## [Material for this exercise]
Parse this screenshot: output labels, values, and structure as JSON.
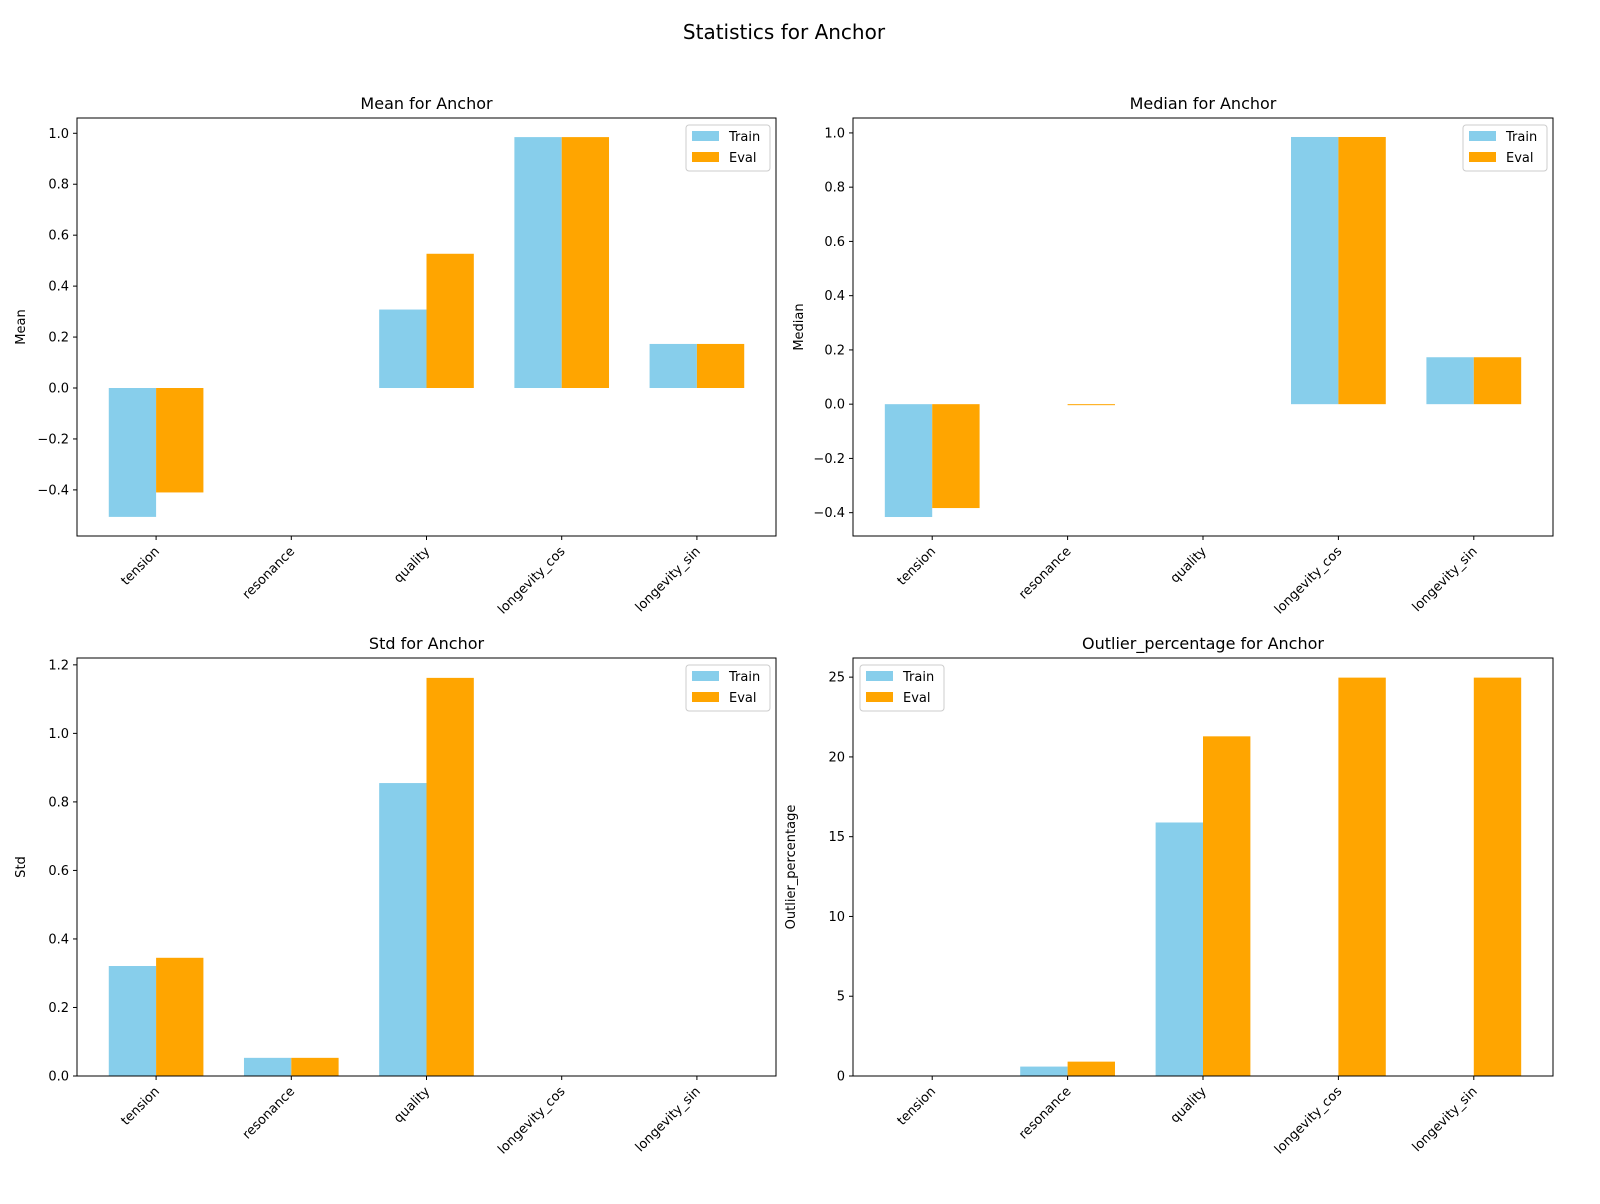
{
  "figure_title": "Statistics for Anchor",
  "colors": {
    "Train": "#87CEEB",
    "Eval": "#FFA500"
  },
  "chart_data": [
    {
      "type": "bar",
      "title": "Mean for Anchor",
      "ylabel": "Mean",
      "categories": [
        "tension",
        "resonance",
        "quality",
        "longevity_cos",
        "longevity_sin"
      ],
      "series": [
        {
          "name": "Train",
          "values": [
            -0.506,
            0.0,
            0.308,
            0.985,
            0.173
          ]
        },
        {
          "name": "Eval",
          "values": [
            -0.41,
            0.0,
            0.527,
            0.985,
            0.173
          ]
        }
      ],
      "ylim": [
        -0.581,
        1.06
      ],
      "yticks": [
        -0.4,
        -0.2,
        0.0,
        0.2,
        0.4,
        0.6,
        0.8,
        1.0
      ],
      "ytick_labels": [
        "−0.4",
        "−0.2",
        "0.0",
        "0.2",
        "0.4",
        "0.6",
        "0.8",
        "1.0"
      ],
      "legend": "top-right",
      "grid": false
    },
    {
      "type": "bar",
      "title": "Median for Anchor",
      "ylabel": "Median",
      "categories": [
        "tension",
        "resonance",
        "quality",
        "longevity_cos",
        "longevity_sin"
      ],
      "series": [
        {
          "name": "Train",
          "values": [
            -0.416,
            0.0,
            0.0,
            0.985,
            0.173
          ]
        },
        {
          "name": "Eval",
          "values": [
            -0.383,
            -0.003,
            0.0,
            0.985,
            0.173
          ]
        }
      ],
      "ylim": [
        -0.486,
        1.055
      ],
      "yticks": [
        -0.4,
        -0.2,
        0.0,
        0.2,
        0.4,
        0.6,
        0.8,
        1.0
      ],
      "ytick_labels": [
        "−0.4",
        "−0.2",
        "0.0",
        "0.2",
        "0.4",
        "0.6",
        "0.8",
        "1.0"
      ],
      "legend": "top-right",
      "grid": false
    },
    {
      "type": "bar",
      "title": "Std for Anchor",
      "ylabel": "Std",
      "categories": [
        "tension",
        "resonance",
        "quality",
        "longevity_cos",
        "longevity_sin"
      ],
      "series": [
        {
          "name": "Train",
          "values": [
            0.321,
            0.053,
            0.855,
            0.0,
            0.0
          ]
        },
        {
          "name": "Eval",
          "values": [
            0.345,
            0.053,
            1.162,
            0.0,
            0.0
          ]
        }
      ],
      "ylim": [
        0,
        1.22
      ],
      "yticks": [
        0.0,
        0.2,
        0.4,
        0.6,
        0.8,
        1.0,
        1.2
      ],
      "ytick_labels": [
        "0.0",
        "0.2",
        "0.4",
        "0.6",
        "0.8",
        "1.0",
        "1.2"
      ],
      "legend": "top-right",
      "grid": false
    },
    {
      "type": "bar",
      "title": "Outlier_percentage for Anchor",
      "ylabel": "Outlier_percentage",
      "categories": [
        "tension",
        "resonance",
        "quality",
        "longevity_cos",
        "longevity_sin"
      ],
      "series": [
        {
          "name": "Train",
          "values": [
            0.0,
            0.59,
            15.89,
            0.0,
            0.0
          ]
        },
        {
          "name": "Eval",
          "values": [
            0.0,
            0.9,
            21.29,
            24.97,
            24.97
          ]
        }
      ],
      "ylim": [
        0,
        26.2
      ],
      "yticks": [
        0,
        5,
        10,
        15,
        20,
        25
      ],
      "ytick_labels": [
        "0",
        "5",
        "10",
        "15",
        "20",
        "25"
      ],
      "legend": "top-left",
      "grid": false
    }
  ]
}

## [Problem details]
Transcribe every entry above exactly. Omit all pictures.

## [Expected answer]
Parse this screenshot: output labels, values, and structure as JSON.
{
  "figure_title": "Statistics for Anchor",
  "colors": {
    "Train": "#87CEEB",
    "Eval": "#FFA500"
  },
  "chart_data": [
    {
      "type": "bar",
      "title": "Mean for Anchor",
      "ylabel": "Mean",
      "categories": [
        "tension",
        "resonance",
        "quality",
        "longevity_cos",
        "longevity_sin"
      ],
      "series": [
        {
          "name": "Train",
          "values": [
            -0.506,
            0.0,
            0.308,
            0.985,
            0.173
          ]
        },
        {
          "name": "Eval",
          "values": [
            -0.41,
            0.0,
            0.527,
            0.985,
            0.173
          ]
        }
      ],
      "ylim": [
        -0.581,
        1.06
      ],
      "yticks": [
        -0.4,
        -0.2,
        0.0,
        0.2,
        0.4,
        0.6,
        0.8,
        1.0
      ],
      "ytick_labels": [
        "−0.4",
        "−0.2",
        "0.0",
        "0.2",
        "0.4",
        "0.6",
        "0.8",
        "1.0"
      ],
      "legend": "top-right",
      "grid": false
    },
    {
      "type": "bar",
      "title": "Median for Anchor",
      "ylabel": "Median",
      "categories": [
        "tension",
        "resonance",
        "quality",
        "longevity_cos",
        "longevity_sin"
      ],
      "series": [
        {
          "name": "Train",
          "values": [
            -0.416,
            0.0,
            0.0,
            0.985,
            0.173
          ]
        },
        {
          "name": "Eval",
          "values": [
            -0.383,
            -0.003,
            0.0,
            0.985,
            0.173
          ]
        }
      ],
      "ylim": [
        -0.486,
        1.055
      ],
      "yticks": [
        -0.4,
        -0.2,
        0.0,
        0.2,
        0.4,
        0.6,
        0.8,
        1.0
      ],
      "ytick_labels": [
        "−0.4",
        "−0.2",
        "0.0",
        "0.2",
        "0.4",
        "0.6",
        "0.8",
        "1.0"
      ],
      "legend": "top-right",
      "grid": false
    },
    {
      "type": "bar",
      "title": "Std for Anchor",
      "ylabel": "Std",
      "categories": [
        "tension",
        "resonance",
        "quality",
        "longevity_cos",
        "longevity_sin"
      ],
      "series": [
        {
          "name": "Train",
          "values": [
            0.321,
            0.053,
            0.855,
            0.0,
            0.0
          ]
        },
        {
          "name": "Eval",
          "values": [
            0.345,
            0.053,
            1.162,
            0.0,
            0.0
          ]
        }
      ],
      "ylim": [
        0,
        1.22
      ],
      "yticks": [
        0.0,
        0.2,
        0.4,
        0.6,
        0.8,
        1.0,
        1.2
      ],
      "ytick_labels": [
        "0.0",
        "0.2",
        "0.4",
        "0.6",
        "0.8",
        "1.0",
        "1.2"
      ],
      "legend": "top-right",
      "grid": false
    },
    {
      "type": "bar",
      "title": "Outlier_percentage for Anchor",
      "ylabel": "Outlier_percentage",
      "categories": [
        "tension",
        "resonance",
        "quality",
        "longevity_cos",
        "longevity_sin"
      ],
      "series": [
        {
          "name": "Train",
          "values": [
            0.0,
            0.59,
            15.89,
            0.0,
            0.0
          ]
        },
        {
          "name": "Eval",
          "values": [
            0.0,
            0.9,
            21.29,
            24.97,
            24.97
          ]
        }
      ],
      "ylim": [
        0,
        26.2
      ],
      "yticks": [
        0,
        5,
        10,
        15,
        20,
        25
      ],
      "ytick_labels": [
        "0",
        "5",
        "10",
        "15",
        "20",
        "25"
      ],
      "legend": "top-left",
      "grid": false
    }
  ]
}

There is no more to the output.